| Excerpted data |
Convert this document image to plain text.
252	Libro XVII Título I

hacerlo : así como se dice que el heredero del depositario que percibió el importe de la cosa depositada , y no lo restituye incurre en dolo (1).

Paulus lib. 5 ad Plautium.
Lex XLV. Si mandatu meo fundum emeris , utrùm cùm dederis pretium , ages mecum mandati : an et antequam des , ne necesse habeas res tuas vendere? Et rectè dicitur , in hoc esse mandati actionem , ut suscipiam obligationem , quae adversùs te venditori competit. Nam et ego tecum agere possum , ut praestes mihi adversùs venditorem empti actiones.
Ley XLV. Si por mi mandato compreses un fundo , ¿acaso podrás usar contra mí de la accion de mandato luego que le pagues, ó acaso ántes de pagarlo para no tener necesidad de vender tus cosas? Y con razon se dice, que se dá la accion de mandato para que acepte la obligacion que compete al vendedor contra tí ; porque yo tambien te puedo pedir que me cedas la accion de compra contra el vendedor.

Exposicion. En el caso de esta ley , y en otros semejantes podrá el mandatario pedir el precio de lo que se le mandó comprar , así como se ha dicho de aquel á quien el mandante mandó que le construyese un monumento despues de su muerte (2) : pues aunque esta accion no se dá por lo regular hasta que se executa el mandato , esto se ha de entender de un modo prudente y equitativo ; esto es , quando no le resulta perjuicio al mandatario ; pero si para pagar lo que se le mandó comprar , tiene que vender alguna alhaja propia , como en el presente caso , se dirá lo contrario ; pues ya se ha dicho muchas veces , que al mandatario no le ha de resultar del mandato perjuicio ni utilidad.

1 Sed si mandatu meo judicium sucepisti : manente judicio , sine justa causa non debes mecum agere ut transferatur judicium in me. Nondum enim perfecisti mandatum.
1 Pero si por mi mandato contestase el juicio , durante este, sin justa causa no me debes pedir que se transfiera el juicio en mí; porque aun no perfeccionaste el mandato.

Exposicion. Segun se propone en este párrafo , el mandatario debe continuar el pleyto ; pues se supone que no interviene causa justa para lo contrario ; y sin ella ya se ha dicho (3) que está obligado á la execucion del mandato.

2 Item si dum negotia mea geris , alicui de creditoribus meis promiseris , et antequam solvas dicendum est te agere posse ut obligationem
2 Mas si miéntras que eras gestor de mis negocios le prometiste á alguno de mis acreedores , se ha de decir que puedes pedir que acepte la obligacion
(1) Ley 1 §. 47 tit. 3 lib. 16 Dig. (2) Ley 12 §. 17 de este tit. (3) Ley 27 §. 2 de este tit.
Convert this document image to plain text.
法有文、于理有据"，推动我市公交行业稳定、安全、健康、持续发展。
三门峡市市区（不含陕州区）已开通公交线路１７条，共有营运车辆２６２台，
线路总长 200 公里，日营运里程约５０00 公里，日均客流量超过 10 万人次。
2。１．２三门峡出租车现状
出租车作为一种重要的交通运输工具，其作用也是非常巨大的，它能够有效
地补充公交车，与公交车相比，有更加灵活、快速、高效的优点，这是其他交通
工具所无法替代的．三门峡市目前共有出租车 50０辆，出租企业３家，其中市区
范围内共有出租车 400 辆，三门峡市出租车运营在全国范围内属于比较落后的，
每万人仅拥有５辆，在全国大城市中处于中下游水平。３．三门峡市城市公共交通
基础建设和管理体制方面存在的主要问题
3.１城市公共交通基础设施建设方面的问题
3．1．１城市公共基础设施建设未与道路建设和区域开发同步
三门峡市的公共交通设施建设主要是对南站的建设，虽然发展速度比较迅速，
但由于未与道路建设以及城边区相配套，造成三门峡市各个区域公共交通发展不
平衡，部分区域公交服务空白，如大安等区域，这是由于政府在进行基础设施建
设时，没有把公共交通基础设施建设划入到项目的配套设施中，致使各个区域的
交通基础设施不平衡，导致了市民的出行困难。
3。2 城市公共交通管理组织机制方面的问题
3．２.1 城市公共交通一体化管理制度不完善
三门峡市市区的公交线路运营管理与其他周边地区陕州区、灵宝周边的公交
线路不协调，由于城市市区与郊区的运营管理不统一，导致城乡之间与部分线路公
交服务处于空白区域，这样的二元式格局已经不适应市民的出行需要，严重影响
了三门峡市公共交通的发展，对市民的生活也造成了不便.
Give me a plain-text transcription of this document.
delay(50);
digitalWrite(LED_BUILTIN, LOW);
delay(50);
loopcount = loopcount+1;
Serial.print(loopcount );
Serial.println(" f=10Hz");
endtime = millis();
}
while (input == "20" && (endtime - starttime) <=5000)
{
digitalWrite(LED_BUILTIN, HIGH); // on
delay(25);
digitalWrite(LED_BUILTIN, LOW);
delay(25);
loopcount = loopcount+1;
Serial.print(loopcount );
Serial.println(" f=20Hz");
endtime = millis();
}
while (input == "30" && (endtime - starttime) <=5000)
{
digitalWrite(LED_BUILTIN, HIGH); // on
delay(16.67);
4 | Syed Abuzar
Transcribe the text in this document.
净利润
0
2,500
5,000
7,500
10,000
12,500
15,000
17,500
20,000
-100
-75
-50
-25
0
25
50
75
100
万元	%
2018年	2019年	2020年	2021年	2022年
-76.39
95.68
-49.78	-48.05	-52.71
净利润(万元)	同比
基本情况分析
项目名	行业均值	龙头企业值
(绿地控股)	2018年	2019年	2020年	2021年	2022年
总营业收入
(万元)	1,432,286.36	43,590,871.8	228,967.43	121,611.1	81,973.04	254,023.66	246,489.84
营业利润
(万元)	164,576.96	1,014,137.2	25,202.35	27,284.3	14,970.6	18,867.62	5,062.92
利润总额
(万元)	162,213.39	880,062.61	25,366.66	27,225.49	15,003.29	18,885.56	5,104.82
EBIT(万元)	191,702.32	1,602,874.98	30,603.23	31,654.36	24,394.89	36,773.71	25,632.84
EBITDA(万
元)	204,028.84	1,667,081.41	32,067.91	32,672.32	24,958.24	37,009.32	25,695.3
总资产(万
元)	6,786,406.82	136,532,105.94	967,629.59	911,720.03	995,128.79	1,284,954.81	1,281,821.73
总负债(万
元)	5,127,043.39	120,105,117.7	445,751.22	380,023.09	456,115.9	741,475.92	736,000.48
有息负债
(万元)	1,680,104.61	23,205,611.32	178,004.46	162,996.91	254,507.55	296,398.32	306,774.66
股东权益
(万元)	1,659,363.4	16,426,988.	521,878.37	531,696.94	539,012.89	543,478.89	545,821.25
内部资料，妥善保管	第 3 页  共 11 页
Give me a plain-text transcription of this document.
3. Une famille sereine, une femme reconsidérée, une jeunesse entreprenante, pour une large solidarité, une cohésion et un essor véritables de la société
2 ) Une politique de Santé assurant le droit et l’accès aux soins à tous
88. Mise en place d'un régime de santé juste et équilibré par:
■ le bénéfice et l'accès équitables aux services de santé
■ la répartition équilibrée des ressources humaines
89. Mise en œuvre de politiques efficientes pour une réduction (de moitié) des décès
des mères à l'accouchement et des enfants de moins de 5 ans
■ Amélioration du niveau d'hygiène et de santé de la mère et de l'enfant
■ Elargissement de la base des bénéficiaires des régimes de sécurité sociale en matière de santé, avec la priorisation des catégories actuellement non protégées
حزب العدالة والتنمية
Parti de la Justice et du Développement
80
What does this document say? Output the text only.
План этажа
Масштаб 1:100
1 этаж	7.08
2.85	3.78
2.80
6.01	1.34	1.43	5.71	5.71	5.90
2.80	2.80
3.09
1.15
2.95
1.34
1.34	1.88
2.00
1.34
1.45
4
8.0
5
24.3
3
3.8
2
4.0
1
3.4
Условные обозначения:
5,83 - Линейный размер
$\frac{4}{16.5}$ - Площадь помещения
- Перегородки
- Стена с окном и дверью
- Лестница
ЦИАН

| Exercise details |
Each line above must be printed exactly as it appears.

| Worked solution |
Convert this document image to plain text.
252	Libro XVII Título I

hacerlo : así como se dice que el heredero del depositario que percibió el importe de la cosa depositada , y no lo restituye incurre en dolo (1).

Paulus lib. 5 ad Plautium.
Lex XLV. Si mandatu meo fundum emeris , utrùm cùm dederis pretium , ages mecum mandati : an et antequam des , ne necesse habeas res tuas vendere? Et rectè dicitur , in hoc esse mandati actionem , ut suscipiam obligationem , quae adversùs te venditori competit. Nam et ego tecum agere possum , ut praestes mihi adversùs venditorem empti actiones.
Ley XLV. Si por mi mandato compreses un fundo , ¿acaso podrás usar contra mí de la accion de mandato luego que le pagues, ó acaso ántes de pagarlo para no tener necesidad de vender tus cosas? Y con razon se dice, que se dá la accion de mandato para que acepte la obligacion que compete al vendedor contra tí ; porque yo tambien te puedo pedir que me cedas la accion de compra contra el vendedor.

Exposicion. En el caso de esta ley , y en otros semejantes podrá el mandatario pedir el precio de lo que se le mandó comprar , así como se ha dicho de aquel á quien el mandante mandó que le construyese un monumento despues de su muerte (2) : pues aunque esta accion no se dá por lo regular hasta que se executa el mandato , esto se ha de entender de un modo prudente y equitativo ; esto es , quando no le resulta perjuicio al mandatario ; pero si para pagar lo que se le mandó comprar , tiene que vender alguna alhaja propia , como en el presente caso , se dirá lo contrario ; pues ya se ha dicho muchas veces , que al mandatario no le ha de resultar del mandato perjuicio ni utilidad.

1 Sed si mandatu meo judicium sucepisti : manente judicio , sine justa causa non debes mecum agere ut transferatur judicium in me. Nondum enim perfecisti mandatum.
1 Pero si por mi mandato contestase el juicio , durante este, sin justa causa no me debes pedir que se transfiera el juicio en mí; porque aun no perfeccionaste el mandato.

Exposicion. Segun se propone en este párrafo , el mandatario debe continuar el pleyto ; pues se supone que no interviene causa justa para lo contrario ; y sin ella ya se ha dicho (3) que está obligado á la execucion del mandato.

2 Item si dum negotia mea geris , alicui de creditoribus meis promiseris , et antequam solvas dicendum est te agere posse ut obligationem
2 Mas si miéntras que eras gestor de mis negocios le prometiste á alguno de mis acreedores , se ha de decir que puedes pedir que acepte la obligacion
(1) Ley 1 §. 47 tit. 3 lib. 16 Dig. (2) Ley 12 §. 17 de este tit. (3) Ley 27 §. 2 de este tit.
Convert this document image to plain text.
法有文、于理有据"，推动我市公交行业稳定、安全、健康、持续发展。
三门峡市市区（不含陕州区）已开通公交线路１７条，共有营运车辆２６２台，
线路总长 200 公里，日营运里程约５０00 公里，日均客流量超过 10 万人次。
2。１．２三门峡出租车现状
出租车作为一种重要的交通运输工具，其作用也是非常巨大的，它能够有效
地补充公交车，与公交车相比，有更加灵活、快速、高效的优点，这是其他交通
工具所无法替代的．三门峡市目前共有出租车 50０辆，出租企业３家，其中市区
范围内共有出租车 400 辆，三门峡市出租车运营在全国范围内属于比较落后的，
每万人仅拥有５辆，在全国大城市中处于中下游水平。３．三门峡市城市公共交通
基础建设和管理体制方面存在的主要问题
3.１城市公共交通基础设施建设方面的问题
3．1．１城市公共基础设施建设未与道路建设和区域开发同步
三门峡市的公共交通设施建设主要是对南站的建设，虽然发展速度比较迅速，
但由于未与道路建设以及城边区相配套，造成三门峡市各个区域公共交通发展不
平衡，部分区域公交服务空白，如大安等区域，这是由于政府在进行基础设施建
设时，没有把公共交通基础设施建设划入到项目的配套设施中，致使各个区域的
交通基础设施不平衡，导致了市民的出行困难。
3。2 城市公共交通管理组织机制方面的问题
3．２.1 城市公共交通一体化管理制度不完善
三门峡市市区的公交线路运营管理与其他周边地区陕州区、灵宝周边的公交
线路不协调，由于城市市区与郊区的运营管理不统一，导致城乡之间与部分线路公
交服务处于空白区域，这样的二元式格局已经不适应市民的出行需要，严重影响
了三门峡市公共交通的发展，对市民的生活也造成了不便.
Give me a plain-text transcription of this document.
delay(50);
digitalWrite(LED_BUILTIN, LOW);
delay(50);
loopcount = loopcount+1;
Serial.print(loopcount );
Serial.println(" f=10Hz");
endtime = millis();
}
while (input == "20" && (endtime - starttime) <=5000)
{
digitalWrite(LED_BUILTIN, HIGH); // on
delay(25);
digitalWrite(LED_BUILTIN, LOW);
delay(25);
loopcount = loopcount+1;
Serial.print(loopcount );
Serial.println(" f=20Hz");
endtime = millis();
}
while (input == "30" && (endtime - starttime) <=5000)
{
digitalWrite(LED_BUILTIN, HIGH); // on
delay(16.67);
4 | Syed Abuzar
Transcribe the text in this document.
净利润
0
2,500
5,000
7,500
10,000
12,500
15,000
17,500
20,000
-100
-75
-50
-25
0
25
50
75
100
万元	%
2018年	2019年	2020年	2021年	2022年
-76.39
95.68
-49.78	-48.05	-52.71
净利润(万元)	同比
基本情况分析
项目名	行业均值	龙头企业值
(绿地控股)	2018年	2019年	2020年	2021年	2022年
总营业收入
(万元)	1,432,286.36	43,590,871.8	228,967.43	121,611.1	81,973.04	254,023.66	246,489.84
营业利润
(万元)	164,576.96	1,014,137.2	25,202.35	27,284.3	14,970.6	18,867.62	5,062.92
利润总额
(万元)	162,213.39	880,062.61	25,366.66	27,225.49	15,003.29	18,885.56	5,104.82
EBIT(万元)	191,702.32	1,602,874.98	30,603.23	31,654.36	24,394.89	36,773.71	25,632.84
EBITDA(万
元)	204,028.84	1,667,081.41	32,067.91	32,672.32	24,958.24	37,009.32	25,695.3
总资产(万
元)	6,786,406.82	136,532,105.94	967,629.59	911,720.03	995,128.79	1,284,954.81	1,281,821.73
总负债(万
元)	5,127,043.39	120,105,117.7	445,751.22	380,023.09	456,115.9	741,475.92	736,000.48
有息负债
(万元)	1,680,104.61	23,205,611.32	178,004.46	162,996.91	254,507.55	296,398.32	306,774.66
股东权益
(万元)	1,659,363.4	16,426,988.	521,878.37	531,696.94	539,012.89	543,478.89	545,821.25
内部资料，妥善保管	第 3 页  共 11 页
Give me a plain-text transcription of this document.
3. Une famille sereine, une femme reconsidérée, une jeunesse entreprenante, pour une large solidarité, une cohésion et un essor véritables de la société
2 ) Une politique de Santé assurant le droit et l’accès aux soins à tous
88. Mise en place d'un régime de santé juste et équilibré par:
■ le bénéfice et l'accès équitables aux services de santé
■ la répartition équilibrée des ressources humaines
89. Mise en œuvre de politiques efficientes pour une réduction (de moitié) des décès
des mères à l'accouchement et des enfants de moins de 5 ans
■ Amélioration du niveau d'hygiène et de santé de la mère et de l'enfant
■ Elargissement de la base des bénéficiaires des régimes de sécurité sociale en matière de santé, avec la priorisation des catégories actuellement non protégées
حزب العدالة والتنمية
Parti de la Justice et du Développement
80
What does this document say? Output the text only.
План этажа
Масштаб 1:100
1 этаж	7.08
2.85	3.78
2.80
6.01	1.34	1.43	5.71	5.71	5.90
2.80	2.80
3.09
1.15
2.95
1.34
1.34	1.88
2.00
1.34
1.45
4
8.0
5
24.3
3
3.8
2
4.0
1
3.4
Условные обозначения:
5,83 - Линейный размер
$\frac{4}{16.5}$ - Площадь помещения
- Перегородки
- Стена с окном и дверью
- Лестница
ЦИАН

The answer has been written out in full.